▶ **Records for processing**

━━━━

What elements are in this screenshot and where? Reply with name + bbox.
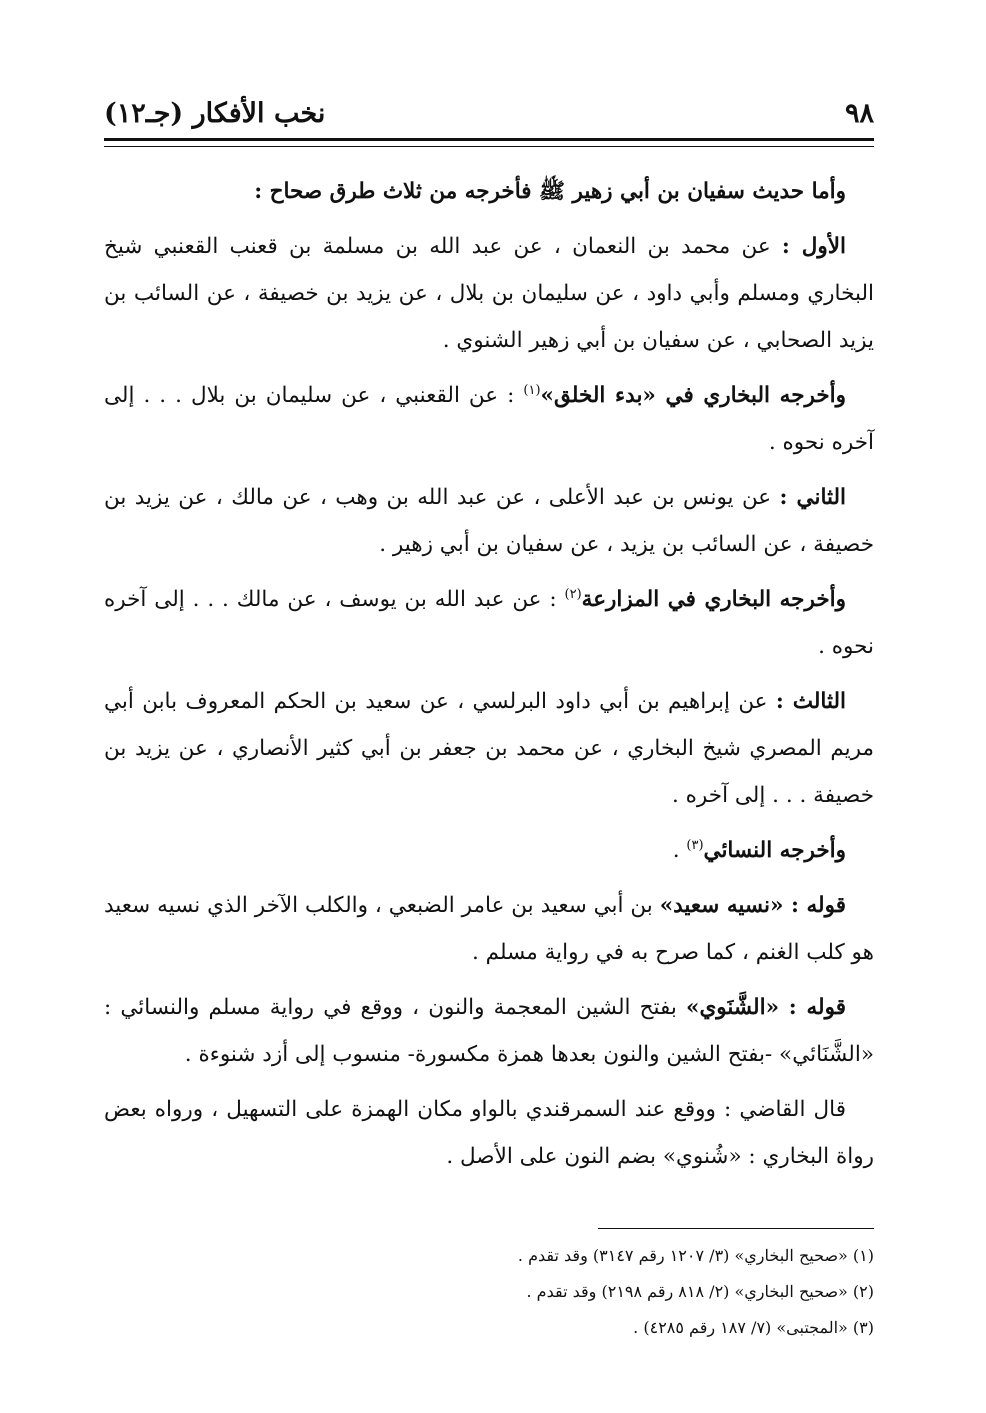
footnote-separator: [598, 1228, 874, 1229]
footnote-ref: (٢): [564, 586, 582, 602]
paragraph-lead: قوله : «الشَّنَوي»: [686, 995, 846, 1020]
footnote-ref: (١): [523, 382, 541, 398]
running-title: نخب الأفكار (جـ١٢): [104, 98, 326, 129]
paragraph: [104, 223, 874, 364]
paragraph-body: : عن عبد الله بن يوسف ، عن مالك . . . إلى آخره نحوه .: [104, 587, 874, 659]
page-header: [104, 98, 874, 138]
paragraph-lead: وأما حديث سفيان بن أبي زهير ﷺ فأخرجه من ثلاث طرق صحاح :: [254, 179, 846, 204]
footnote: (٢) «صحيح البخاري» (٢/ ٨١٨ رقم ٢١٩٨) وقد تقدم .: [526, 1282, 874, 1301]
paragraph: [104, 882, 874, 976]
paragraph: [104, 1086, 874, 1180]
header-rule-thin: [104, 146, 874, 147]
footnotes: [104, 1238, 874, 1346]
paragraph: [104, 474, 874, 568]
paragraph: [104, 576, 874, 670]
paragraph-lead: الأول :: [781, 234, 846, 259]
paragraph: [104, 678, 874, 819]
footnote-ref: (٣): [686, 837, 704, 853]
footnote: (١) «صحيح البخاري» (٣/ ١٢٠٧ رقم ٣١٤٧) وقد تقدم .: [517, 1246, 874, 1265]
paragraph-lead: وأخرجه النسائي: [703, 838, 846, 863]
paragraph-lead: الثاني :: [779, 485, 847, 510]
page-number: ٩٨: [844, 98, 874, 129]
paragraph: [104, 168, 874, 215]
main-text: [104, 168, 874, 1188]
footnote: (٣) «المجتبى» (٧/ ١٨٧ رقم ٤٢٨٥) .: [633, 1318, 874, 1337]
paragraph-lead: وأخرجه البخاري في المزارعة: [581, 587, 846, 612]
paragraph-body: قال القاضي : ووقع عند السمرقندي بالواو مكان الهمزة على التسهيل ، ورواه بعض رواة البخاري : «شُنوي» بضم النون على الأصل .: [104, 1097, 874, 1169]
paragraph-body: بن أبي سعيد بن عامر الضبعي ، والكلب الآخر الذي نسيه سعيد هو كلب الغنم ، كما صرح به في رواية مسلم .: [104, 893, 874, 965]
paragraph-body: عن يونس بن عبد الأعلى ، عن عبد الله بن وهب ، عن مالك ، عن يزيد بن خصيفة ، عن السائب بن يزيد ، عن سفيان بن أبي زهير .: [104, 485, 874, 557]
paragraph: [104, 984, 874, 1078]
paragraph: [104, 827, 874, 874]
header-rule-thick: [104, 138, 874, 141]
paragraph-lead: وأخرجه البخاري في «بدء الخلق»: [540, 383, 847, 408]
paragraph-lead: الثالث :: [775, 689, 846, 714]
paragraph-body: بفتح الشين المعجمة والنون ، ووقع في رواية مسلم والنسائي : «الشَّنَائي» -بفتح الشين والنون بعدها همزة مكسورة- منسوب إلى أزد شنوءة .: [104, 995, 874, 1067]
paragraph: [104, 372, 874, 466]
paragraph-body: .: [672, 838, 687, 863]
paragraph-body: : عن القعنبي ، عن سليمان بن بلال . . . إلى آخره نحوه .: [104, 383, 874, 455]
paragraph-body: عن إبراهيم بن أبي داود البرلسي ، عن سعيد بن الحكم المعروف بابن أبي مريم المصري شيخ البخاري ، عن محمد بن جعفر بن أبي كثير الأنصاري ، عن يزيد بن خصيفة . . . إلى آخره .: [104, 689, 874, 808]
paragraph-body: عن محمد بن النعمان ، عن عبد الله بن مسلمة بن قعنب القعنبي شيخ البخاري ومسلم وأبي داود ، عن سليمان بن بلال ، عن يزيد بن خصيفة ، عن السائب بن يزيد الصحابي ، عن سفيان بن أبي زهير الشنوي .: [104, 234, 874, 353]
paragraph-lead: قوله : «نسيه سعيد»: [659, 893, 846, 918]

━━━━

▶ **Aim**
Write out every line of the records above as a numbered list, skipping any blank lines and leaving out the pictures.

▶ **Problem solution**
1. What elements are in this screenshot and where? Reply with name + bbox.
2. footnote-separator: [598, 1228, 874, 1229]
3. footnote-ref: (٢): [564, 586, 582, 602]
4. paragraph-lead: قوله : «الشَّنَوي»: [686, 995, 846, 1020]
5. footnote-ref: (١): [523, 382, 541, 398]
6. running-title: نخب الأفكار (جـ١٢): [104, 98, 326, 129]
7. paragraph: [104, 223, 874, 364]
8. paragraph-body: : عن عبد الله بن يوسف ، عن مالك . . . إلى آخره نحوه .: [104, 587, 874, 659]
9. page-header: [104, 98, 874, 138]
10. paragraph-lead: وأما حديث سفيان بن أبي زهير ﷺ فأخرجه من ثلاث طرق صحاح :: [254, 179, 846, 204]
11. footnote: (٢) «صحيح البخاري» (٢/ ٨١٨ رقم ٢١٩٨) وقد تقدم .: [526, 1282, 874, 1301]
12. paragraph: [104, 882, 874, 976]
13. paragraph: [104, 1086, 874, 1180]
14. header-rule-thin: [104, 146, 874, 147]
15. footnotes: [104, 1238, 874, 1346]
16. paragraph: [104, 474, 874, 568]
17. paragraph: [104, 576, 874, 670]
18. paragraph-lead: الأول :: [781, 234, 846, 259]
19. paragraph: [104, 678, 874, 819]
20. footnote-ref: (٣): [686, 837, 704, 853]
21. footnote: (١) «صحيح البخاري» (٣/ ١٢٠٧ رقم ٣١٤٧) وقد تقدم .: [517, 1246, 874, 1265]
22. paragraph-lead: وأخرجه النسائي: [703, 838, 846, 863]
23. paragraph-lead: الثاني :: [779, 485, 847, 510]
24. page-number: ٩٨: [844, 98, 874, 129]
25. paragraph: [104, 168, 874, 215]
26. main-text: [104, 168, 874, 1188]
27. footnote: (٣) «المجتبى» (٧/ ١٨٧ رقم ٤٢٨٥) .: [633, 1318, 874, 1337]
28. paragraph-lead: وأخرجه البخاري في المزارعة: [581, 587, 846, 612]
29. paragraph-body: قال القاضي : ووقع عند السمرقندي بالواو مكان الهمزة على التسهيل ، ورواه بعض رواة البخاري : «شُنوي» بضم النون على الأصل .: [104, 1097, 874, 1169]
30. paragraph-body: بن أبي سعيد بن عامر الضبعي ، والكلب الآخر الذي نسيه سعيد هو كلب الغنم ، كما صرح به في رواية مسلم .: [104, 893, 874, 965]
31. paragraph-body: عن يونس بن عبد الأعلى ، عن عبد الله بن وهب ، عن مالك ، عن يزيد بن خصيفة ، عن السائب بن يزيد ، عن سفيان بن أبي زهير .: [104, 485, 874, 557]
32. paragraph: [104, 984, 874, 1078]
33. paragraph: [104, 827, 874, 874]
34. header-rule-thick: [104, 138, 874, 141]
35. paragraph-lead: وأخرجه البخاري في «بدء الخلق»: [540, 383, 847, 408]
36. paragraph-lead: الثالث :: [775, 689, 846, 714]
37. paragraph-body: بفتح الشين المعجمة والنون ، ووقع في رواية مسلم والنسائي : «الشَّنَائي» -بفتح الشين والنون بعدها همزة مكسورة- منسوب إلى أزد شنوءة .: [104, 995, 874, 1067]
38. paragraph: [104, 372, 874, 466]
39. paragraph-body: .: [672, 838, 687, 863]
40. paragraph-body: : عن القعنبي ، عن سليمان بن بلال . . . إلى آخره نحوه .: [104, 383, 874, 455]
41. paragraph-body: عن إبراهيم بن أبي داود البرلسي ، عن سعيد بن الحكم المعروف بابن أبي مريم المصري شيخ البخاري ، عن محمد بن جعفر بن أبي كثير الأنصاري ، عن يزيد بن خصيفة . . . إلى آخره .: [104, 689, 874, 808]
42. paragraph-body: عن محمد بن النعمان ، عن عبد الله بن مسلمة بن قعنب القعنبي شيخ البخاري ومسلم وأبي داود ، عن سليمان بن بلال ، عن يزيد بن خصيفة ، عن السائب بن يزيد الصحابي ، عن سفيان بن أبي زهير الشنوي .: [104, 234, 874, 353]
43. paragraph-lead: قوله : «نسيه سعيد»: [659, 893, 846, 918]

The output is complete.